TESTO FORNITO:
Noi vogliamo che nel volume del Centenario, destinato a rievocare la storia, le vicende, la grandezza e la decadenza, gli splendori e le miserie dell'istituto parlamentare, siano insieme ricordati i tre martiri che - come disse Vittorio Emanuele Orlando - compongono insieme una unità ideale infrangibile. Perché non si disperda il concorde insegnamento che si leva dal loro martirio.
Matteotti, Amendola, Gramsci.
Tre nomi. Tre caratteri. Tre diverse tempre umane. Tre diversi orientamenti politici. Ma attraverso questi tre rappresentanti della sovranità popolare, che affermarono ugualmente, col sacrificio della vita, lo spirito religioso della libertà che rifiuta i ceppi, noi celebriamo, la perenne grandezza della tribuna parlamentare, fatta augusta dal martirio. La morte eroica di questi parlamentari è la conferma della vitalità insopprimibile del Parlamento.
Sorto in Italia e fuori, traverso il sangue e le tradizioni del più puro martirio, fu lo sbocco necessario di tutte le rivoluzioni proclamate nel nóme di quelli che lavorano producono e soffrono -e sono la grande maggioranza e là parte migliore delle nazioni -per arginare gli smisurati arbitrii del principe e le incontrollate licenze dei dittatori. E diventò, grado a grado, il più potente organo della volontà popolare.
Giovanni Amendola - a cui fummo più vicini, nella nostra giovinezza, soprattutto nell'ultima fase evolutiva del suo pensiero - ponendo come complemento necessario della libertà politica la libertà economica (la libertà dalla tirannide dell'individuo, della casta, del ceto è un'astrazione senza realtà se non si accompagna alla libertà dalla tirannide della miseria e del bisogno: altrimenti è la libertà di morire di fame), tracciò con precisione dialettica le linee somme della nuova democrazia che egli definì della libertà e del lavoro. E formulando i principii di questa nuova formazione politica, capace di raccogliere sempre più larghi strati di popolo e d'incanalare nell'unità della vita statale lo sterminato esercito del lavoro, amava ripetere che il governo deve essere forte, che forte può essere solo il governo legittimo, che govèrno legittimo è soltanto quello investito di legittimità dal consenso del popolo sovrano.
Ma il governo non rappresenta il popolo, se il pòpolo non è rappresentato dal Parlamento, istituto insostituibile della volontà collettiva, la quale in condizione eccezionale può anche esplodere nei raptus della piazza contro il Parlamento, ma che non può diventare cosciente, responsabile, organica, costruttiva, legittima se dalla piazza non passi in Parlamento.
Giovanni Amendola (che fu soprattutto un parlamentare) pose al centro della vita politica il Parlamento. E fu colui che lo difese a viso aperto. Ma anche Matteotti e anche Gramsci, che pur ebbero visioni e valutazioni diverse della lotta politica e della rappresentanza popolare, furono condannati alla morte violenta ò lenta, perché non potessero, come rappresentanti del popolo, esprimere il loro pensiero.

Record di un dataset
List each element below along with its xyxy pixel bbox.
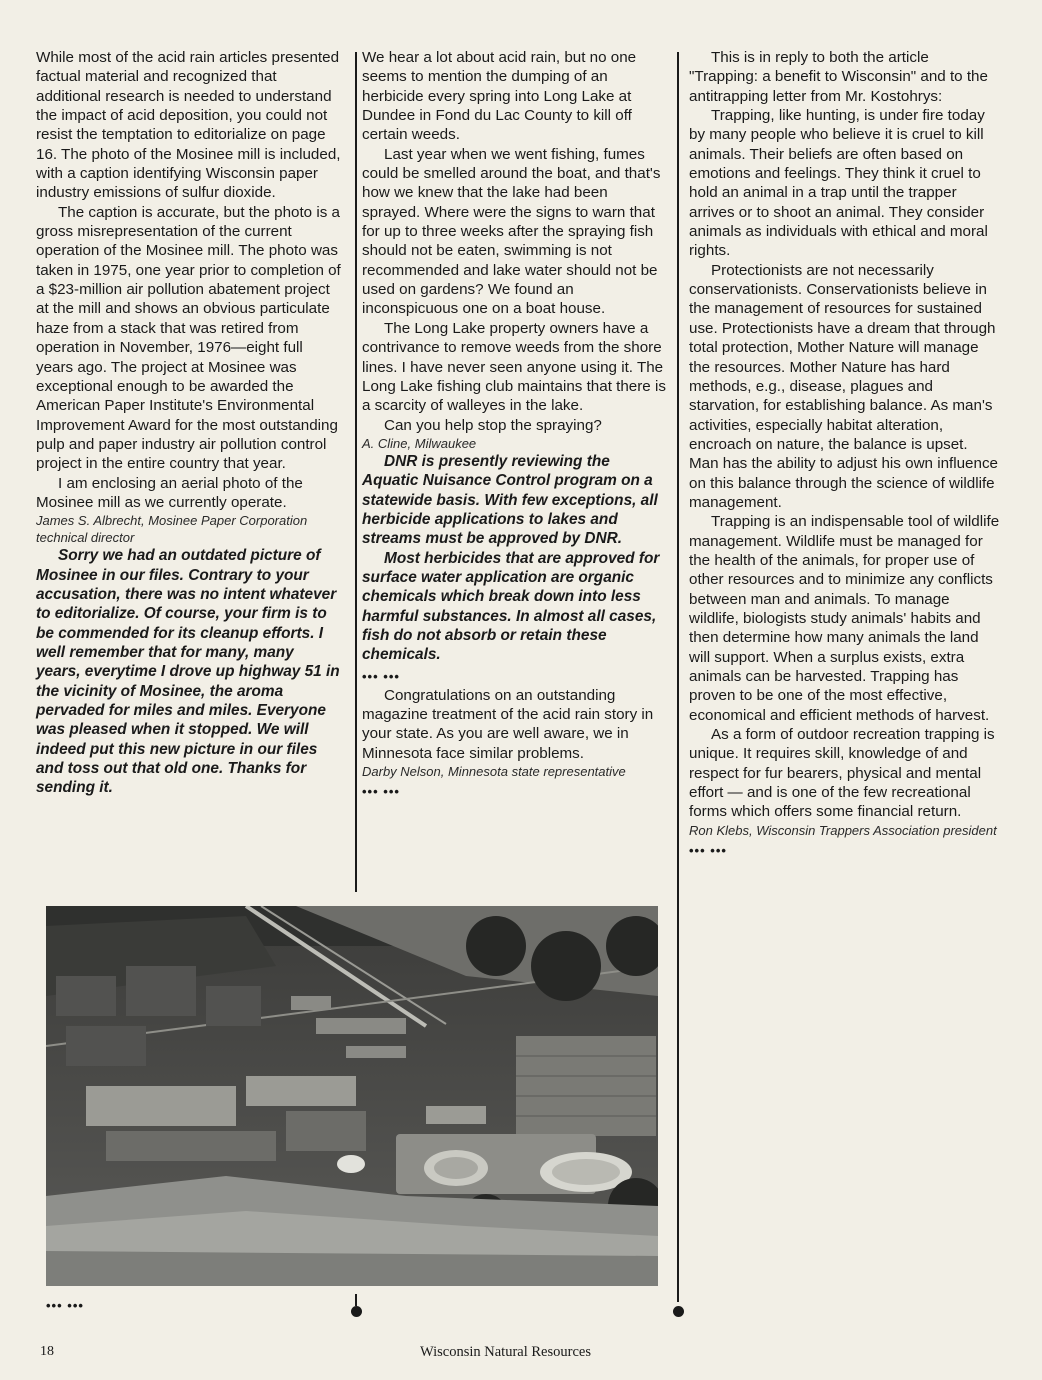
letter-paragraph: Congratulations on an outstanding magazine treatment of the acid rain story in your state. As you are well aware, we in Minnesota face similar problems. <box>362 686 654 762</box>
editor-reply: Sorry we had an outdated picture of Mosinee in our files. Contrary to your accusation, there was no intent whatever to editorialize. Of course, your firm is to be commended for its cleanup efforts. I well remember that for many, many years, everytime I drove up highway 51 in the vicinity of Mosinee, the aroma pervaded for miles and miles. Everyone was pleased when it stopped. We will indeed put this new picture in our files and toss out that old one. Thanks for sending it. <box>36 547 340 797</box>
letter-paragraph: Last year when we went fishing, fumes could be smelled around the boat, and that's how we knew that the lake had been sprayed. Where were the signs to warn that for up to three weeks after the spraying fish should not be eaten, swimming is not recommended and lake water should not be used on gardens? We found an inconspicuous one on a boat house. <box>362 145 661 318</box>
section-separator: ••• ••• <box>46 1298 84 1313</box>
letter-signature: James S. Albrecht, Mosinee Paper Corporation technical director <box>36 513 308 546</box>
letter-paragraph: Trapping is an indispensable tool of wildlife management. Wildlife must be managed for the health of the animals, for proper use of other resources and to minimize any conflicts between man and animals. To manage wildlife, biologists study animals' habits and then determine how many animals the land will support. When a surplus exists, extra animals can be harvested. Trapping has proven to be one of the most effective, economical and efficient methods of harvest. <box>689 513 1000 724</box>
column-rule <box>355 52 357 892</box>
letter-paragraph: The Long Lake property owners have a contrivance to remove weeds from the shore lines. I have never seen anyone using it. The Long Lake fishing club maintains that there is a scarcity of walleyes in the lake. <box>362 319 666 415</box>
letter-signature: Darby Nelson, Minnesota state representative <box>362 764 626 780</box>
section-separator: ••• ••• <box>362 784 400 800</box>
column-1 <box>36 48 342 798</box>
letter-paragraph: This is in reply to both the article "Trapping: a benefit to Wisconsin" and to the antitrapping letter from Mr. Kostohrys: <box>689 49 988 105</box>
column-2 <box>362 48 668 801</box>
column-rule <box>677 52 679 1302</box>
letter-paragraph: Protectionists are not necessarily conservationists. Conservationists believe in the management of resources for sustained use. Protectionists have a dream that through total protection, Mother Nature will manage the resources. Mother Nature has hard methods, e.g., disease, plagues and starvation, for establishing balance. As man's activities, especially habitat alteration, encroach on nature, the balance is upset. Man has the ability to adjust his own influence on this balance through the science of wildlife management. <box>689 261 998 511</box>
letter-paragraph: I am enclosing an aerial photo of the Mosinee mill as we currently operate. <box>36 474 303 511</box>
letter-signature: Ron Klebs, Wisconsin Trappers Association president <box>689 822 997 838</box>
letter-signature: A. Cline, Milwaukee <box>362 435 477 451</box>
editor-reply: Most herbicides that are approved for surface water application are organic chemicals which break down into less harmful substances. In almost all cases, fish do not absorb or retain these chemicals. <box>362 549 660 664</box>
rule-end-dot <box>673 1306 684 1317</box>
letter-paragraph: The caption is accurate, but the photo is a gross misrepresentation of the current operation of the Mosinee mill. The photo was taken in 1975, one year prior to completion of a $23-million air pollution abatement project at the mill and shows an obvious particulate haze from a stack that was retired from operation in November, 1976—eight full years ago. The project at Mosinee was exceptional enough to be awarded the American Paper Institute's Environmental Improvement Award for the most outstanding pulp and paper industry air pollution control project in the entire country that year. <box>36 203 341 473</box>
column-rule <box>355 1294 357 1306</box>
section-separator: ••• ••• <box>362 668 400 684</box>
aerial-mill-photo <box>46 906 658 1286</box>
letter-paragraph: We hear a lot about acid rain, but no one seems to mention the dumping of an herbicide every spring into Long Lake at Dundee in Fond du Lac County to kill off certain weeds. <box>362 49 637 144</box>
letter-paragraph: Trapping, like hunting, is under fire today by many people who believe it is cruel to kill animals. Their beliefs are often based on emotions and feelings. They think it cruel to hold an animal in a trap until the trapper arrives or to shoot an animal. They consider animals as individuals with ethical and moral rights. <box>689 107 988 260</box>
page-number: 18 <box>40 1344 54 1359</box>
letter-paragraph: As a form of outdoor recreation trapping is unique. It requires skill, knowledge of and respect for fur bearers, physical and mental effort — and is one of the few recreational forms which offers some financial return. <box>689 726 995 821</box>
letter-paragraph: While most of the acid rain articles presented factual material and recognized that additional research is needed to understand the impact of acid deposition, you could not resist the temptation to editorialize on page 16. The photo of the Mosinee mill is included, with a caption identifying Wisconsin paper industry emissions of sulfur dioxide. <box>36 49 341 202</box>
column-3 <box>689 48 1001 860</box>
magazine-title: Wisconsin Natural Resources <box>420 1344 591 1360</box>
rule-end-dot <box>351 1306 362 1317</box>
section-separator: ••• ••• <box>689 842 727 858</box>
editor-reply: DNR is presently reviewing the Aquatic Nuisance Control program on a statewide basis. With few exceptions, all herbicide applications to lakes and streams must be approved by DNR. <box>362 452 658 548</box>
letter-paragraph: Can you help stop the spraying? <box>384 416 602 434</box>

ISTRUZIONI:
A) Sostituisci "piazza" con "strada" nel passo del testo sui tre martiri compreso tra "Ma il governo" e "passi in Parlamento.", estremi inclusi, e riporta il passo così modificato.
B) Nel testo sui tre martiri, riduci a un breve elenco puntato il paragrafo che comincia con "Giovanni Amendola - a cui fummo più vicini", conservandone i fatti principali.
C) Prosegui il testo sui tre martiri dal punto in cui si interrompe.

RISPOSTE SCRITTE:
A)
Ma il governo non rappresenta il popolo, se il pòpolo non è rappresentato dal Parlamento, istituto insostituibile della volontà collettiva, la quale in condizione eccezionale può anche esplodere nei raptus della strada contro il Parlamento, ma che non può diventare cosciente, responsabile, organica, costruttiva, legittima se dalla strada non passi in Parlamento.

B)
- Amendola riteneva la libertà economica un complemento necessario della libertà politica. Senza la libertà dalla miseria e dal bisogno, la libertà resta un'astrazione.
- Delineò una nuova democrazia, che definì della libertà e del lavoro.
- Questa formazione politica doveva raccogliere strati di popolo sempre più larghi e incanalare nella vita statale l'esercito del lavoro.
- Ripeteva che il governo deve essere forte e che può esserlo solo se legittimo.
- Per lui era legittimo soltanto il governo che riceve il consenso del popolo sovrano.

C)
Ora fissiamo bene in mente queste verità semplici ed eterne. Ricordiamo questi principii che ogni tanto dimenticano i falsi democratici, riproducendo posizioni mentali ed affermazioni teoriche che furono fatali dopo il 1920.
Bisogna diffidare di coloro che direttamente o indirettamente tendono a svalutare il Parlamento. Preparano il governo assoluto, la dittatura militare o la federazione dei clubs irresponsabili.
11 Parlamento è il Paese. Non ci sono cattivi Parlamenti. Una Camera cattiva sarebbe sempre migliore di un'anticamera, che, in mancanza della Camera, è l'anticamera della dittatura.
Ma se il Parlamento è difettoso vuol dire che è in crisi il Paese. La sua funzione essenziale, in che consiste del resto la superiorità dei nostri regimi rappresentativi, è appunto questa: di riflettere tutti gli interessi nella loro discordia, di raccogliere tutte le correnti nella violenza del loro urto, di riprodurre esattamente la varietà delle condizioni morali ed economiche nel Paese.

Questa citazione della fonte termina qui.